What you will do: Look through the lines below and extract any with the word "document".

Collected data:

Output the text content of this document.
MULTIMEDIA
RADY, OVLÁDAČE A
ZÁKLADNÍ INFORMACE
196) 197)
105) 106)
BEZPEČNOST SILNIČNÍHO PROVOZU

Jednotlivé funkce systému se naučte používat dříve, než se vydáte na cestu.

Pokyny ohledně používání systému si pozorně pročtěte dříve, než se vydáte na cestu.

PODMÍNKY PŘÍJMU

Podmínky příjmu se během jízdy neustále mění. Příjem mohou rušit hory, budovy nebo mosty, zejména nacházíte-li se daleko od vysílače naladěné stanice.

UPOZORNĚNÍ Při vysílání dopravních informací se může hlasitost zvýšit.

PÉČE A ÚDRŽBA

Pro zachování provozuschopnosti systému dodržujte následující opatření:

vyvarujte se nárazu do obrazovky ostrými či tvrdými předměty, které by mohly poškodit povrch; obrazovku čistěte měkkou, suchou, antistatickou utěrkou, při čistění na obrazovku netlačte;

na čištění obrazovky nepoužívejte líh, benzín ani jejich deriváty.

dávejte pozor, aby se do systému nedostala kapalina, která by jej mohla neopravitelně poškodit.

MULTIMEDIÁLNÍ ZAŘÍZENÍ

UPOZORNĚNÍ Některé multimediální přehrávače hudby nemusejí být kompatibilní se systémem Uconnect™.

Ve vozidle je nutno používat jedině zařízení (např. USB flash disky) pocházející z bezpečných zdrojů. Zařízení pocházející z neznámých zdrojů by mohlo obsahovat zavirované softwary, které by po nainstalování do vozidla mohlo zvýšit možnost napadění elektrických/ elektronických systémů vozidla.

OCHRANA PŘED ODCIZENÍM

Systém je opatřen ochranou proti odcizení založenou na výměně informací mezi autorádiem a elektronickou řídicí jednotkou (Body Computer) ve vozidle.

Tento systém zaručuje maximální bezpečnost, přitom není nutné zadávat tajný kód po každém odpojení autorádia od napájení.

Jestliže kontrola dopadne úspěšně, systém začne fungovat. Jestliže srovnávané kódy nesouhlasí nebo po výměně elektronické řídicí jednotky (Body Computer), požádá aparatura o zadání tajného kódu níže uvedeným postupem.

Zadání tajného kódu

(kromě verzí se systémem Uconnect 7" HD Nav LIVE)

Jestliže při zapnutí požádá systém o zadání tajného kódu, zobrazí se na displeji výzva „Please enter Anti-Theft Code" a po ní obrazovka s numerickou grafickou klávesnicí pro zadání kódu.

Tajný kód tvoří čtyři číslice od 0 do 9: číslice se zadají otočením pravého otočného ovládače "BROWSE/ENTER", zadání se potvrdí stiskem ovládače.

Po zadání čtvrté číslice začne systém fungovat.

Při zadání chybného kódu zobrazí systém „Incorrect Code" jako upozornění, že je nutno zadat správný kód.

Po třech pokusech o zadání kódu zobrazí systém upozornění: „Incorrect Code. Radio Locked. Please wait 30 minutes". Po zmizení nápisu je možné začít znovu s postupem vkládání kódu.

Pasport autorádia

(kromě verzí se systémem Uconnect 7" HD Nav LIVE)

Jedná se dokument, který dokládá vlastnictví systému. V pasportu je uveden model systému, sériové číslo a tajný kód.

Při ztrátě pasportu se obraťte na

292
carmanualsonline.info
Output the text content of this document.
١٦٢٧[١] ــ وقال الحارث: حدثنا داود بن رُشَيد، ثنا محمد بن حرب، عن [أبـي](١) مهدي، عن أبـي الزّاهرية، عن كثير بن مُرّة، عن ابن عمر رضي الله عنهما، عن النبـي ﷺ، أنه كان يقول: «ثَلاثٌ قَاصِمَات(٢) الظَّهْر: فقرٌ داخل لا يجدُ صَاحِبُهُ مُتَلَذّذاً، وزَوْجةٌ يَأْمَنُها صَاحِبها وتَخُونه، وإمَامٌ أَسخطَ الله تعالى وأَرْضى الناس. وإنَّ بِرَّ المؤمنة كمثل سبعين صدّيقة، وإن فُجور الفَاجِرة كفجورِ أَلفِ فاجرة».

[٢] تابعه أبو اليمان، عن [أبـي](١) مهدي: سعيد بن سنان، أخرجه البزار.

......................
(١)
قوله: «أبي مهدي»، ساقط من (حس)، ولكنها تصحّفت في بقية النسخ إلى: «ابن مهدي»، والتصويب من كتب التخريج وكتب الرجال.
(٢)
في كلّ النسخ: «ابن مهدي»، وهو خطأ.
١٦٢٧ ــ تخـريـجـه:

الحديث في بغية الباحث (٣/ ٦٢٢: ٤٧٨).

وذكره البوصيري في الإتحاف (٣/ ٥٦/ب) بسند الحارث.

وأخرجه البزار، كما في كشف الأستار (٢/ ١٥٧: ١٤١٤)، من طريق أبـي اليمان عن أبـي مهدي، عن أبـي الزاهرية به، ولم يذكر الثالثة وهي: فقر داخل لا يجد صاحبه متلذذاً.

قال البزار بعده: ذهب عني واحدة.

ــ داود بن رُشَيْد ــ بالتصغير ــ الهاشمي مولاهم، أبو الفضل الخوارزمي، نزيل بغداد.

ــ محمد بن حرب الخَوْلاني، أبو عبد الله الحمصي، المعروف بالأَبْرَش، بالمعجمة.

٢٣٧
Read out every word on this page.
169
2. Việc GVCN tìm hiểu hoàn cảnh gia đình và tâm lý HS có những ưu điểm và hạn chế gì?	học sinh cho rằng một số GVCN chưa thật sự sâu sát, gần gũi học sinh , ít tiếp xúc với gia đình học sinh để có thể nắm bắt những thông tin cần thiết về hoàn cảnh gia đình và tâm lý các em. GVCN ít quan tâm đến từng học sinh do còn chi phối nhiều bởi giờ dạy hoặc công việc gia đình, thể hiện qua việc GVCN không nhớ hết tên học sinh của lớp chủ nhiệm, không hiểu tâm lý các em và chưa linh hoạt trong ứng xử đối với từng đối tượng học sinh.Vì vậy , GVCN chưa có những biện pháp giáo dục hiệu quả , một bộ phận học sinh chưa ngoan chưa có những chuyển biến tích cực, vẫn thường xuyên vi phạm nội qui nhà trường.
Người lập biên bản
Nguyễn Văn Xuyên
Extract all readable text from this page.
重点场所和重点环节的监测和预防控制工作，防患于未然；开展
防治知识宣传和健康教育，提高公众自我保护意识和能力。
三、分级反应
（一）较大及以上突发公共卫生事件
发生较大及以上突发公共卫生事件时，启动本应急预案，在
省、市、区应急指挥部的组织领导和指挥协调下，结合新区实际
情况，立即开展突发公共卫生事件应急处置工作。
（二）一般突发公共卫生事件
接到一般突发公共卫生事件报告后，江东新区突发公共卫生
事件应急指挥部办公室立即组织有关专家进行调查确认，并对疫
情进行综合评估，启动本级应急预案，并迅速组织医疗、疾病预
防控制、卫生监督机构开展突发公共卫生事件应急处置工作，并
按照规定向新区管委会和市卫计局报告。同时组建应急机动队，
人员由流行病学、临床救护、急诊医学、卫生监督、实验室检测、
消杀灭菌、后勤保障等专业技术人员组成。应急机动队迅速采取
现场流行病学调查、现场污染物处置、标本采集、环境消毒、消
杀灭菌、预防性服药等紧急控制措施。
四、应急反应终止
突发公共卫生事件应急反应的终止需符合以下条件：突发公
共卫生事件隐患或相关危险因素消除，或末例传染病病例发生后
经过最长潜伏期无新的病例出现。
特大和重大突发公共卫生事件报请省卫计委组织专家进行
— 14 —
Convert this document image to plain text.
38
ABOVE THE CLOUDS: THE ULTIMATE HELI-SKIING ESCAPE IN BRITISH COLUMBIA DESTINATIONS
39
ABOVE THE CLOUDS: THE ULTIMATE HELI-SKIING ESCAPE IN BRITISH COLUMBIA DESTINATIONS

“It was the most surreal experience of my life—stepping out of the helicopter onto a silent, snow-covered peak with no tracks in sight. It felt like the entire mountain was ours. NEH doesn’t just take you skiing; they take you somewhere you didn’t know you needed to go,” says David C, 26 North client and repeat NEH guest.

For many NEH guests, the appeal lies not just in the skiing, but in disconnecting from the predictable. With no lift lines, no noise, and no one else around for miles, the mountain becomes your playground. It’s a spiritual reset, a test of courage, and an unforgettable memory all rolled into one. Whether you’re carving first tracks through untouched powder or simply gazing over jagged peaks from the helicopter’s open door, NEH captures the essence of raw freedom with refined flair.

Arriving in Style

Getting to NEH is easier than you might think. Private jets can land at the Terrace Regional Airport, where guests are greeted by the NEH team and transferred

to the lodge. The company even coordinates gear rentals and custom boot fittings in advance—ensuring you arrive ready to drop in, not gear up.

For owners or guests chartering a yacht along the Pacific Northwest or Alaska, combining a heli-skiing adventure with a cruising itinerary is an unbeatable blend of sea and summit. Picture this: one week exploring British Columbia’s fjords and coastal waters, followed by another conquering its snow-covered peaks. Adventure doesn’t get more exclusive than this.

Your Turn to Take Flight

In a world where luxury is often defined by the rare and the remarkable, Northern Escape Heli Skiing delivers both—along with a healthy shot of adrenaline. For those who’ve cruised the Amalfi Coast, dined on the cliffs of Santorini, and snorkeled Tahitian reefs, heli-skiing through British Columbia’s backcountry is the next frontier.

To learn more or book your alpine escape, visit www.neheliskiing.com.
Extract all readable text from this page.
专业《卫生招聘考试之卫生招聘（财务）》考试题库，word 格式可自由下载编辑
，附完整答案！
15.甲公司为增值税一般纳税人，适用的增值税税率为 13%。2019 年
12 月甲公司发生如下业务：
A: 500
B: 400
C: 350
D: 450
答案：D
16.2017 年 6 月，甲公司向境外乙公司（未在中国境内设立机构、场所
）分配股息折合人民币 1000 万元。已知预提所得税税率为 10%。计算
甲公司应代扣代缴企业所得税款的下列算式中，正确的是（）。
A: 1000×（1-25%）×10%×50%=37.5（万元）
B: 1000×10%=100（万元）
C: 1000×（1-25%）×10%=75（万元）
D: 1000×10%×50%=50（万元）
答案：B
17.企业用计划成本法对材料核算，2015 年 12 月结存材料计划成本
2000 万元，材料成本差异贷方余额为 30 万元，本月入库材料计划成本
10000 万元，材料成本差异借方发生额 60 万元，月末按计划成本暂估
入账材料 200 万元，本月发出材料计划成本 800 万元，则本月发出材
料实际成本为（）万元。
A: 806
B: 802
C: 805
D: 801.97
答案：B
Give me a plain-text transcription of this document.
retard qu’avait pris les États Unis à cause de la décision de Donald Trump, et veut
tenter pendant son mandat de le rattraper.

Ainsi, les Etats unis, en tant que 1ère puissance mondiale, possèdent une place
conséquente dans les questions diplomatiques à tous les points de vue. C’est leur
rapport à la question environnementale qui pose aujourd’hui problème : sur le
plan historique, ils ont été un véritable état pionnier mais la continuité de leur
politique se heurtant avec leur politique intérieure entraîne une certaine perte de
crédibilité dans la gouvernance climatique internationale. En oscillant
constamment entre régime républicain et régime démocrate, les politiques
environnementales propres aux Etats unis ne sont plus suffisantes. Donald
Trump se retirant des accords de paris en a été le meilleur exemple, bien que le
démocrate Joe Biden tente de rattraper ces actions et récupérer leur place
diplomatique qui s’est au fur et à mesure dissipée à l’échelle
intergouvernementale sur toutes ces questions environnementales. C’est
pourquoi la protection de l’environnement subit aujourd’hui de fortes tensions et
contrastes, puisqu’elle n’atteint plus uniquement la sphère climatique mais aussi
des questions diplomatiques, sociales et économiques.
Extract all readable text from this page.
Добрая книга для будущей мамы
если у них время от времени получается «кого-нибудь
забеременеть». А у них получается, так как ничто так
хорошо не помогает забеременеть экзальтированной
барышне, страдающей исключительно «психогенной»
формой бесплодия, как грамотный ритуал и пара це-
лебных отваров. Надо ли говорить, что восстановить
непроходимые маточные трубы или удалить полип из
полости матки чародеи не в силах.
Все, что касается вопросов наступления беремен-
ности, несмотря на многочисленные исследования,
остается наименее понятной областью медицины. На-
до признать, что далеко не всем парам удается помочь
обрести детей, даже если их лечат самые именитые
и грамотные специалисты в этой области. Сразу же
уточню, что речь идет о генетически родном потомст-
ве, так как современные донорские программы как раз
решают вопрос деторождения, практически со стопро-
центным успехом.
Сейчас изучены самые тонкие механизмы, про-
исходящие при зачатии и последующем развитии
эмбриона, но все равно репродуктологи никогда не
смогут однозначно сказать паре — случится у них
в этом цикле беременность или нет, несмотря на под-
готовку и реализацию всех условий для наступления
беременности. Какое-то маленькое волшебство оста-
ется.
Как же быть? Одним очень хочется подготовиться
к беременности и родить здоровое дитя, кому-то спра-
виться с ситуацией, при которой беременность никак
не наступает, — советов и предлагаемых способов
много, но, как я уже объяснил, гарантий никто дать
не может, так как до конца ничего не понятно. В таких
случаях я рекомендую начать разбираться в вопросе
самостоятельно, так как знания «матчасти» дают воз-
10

The response:
Output the text content of this document.
Output the text content of this document.
Convert this document image to plain text.
Give me a plain-text transcription of this document.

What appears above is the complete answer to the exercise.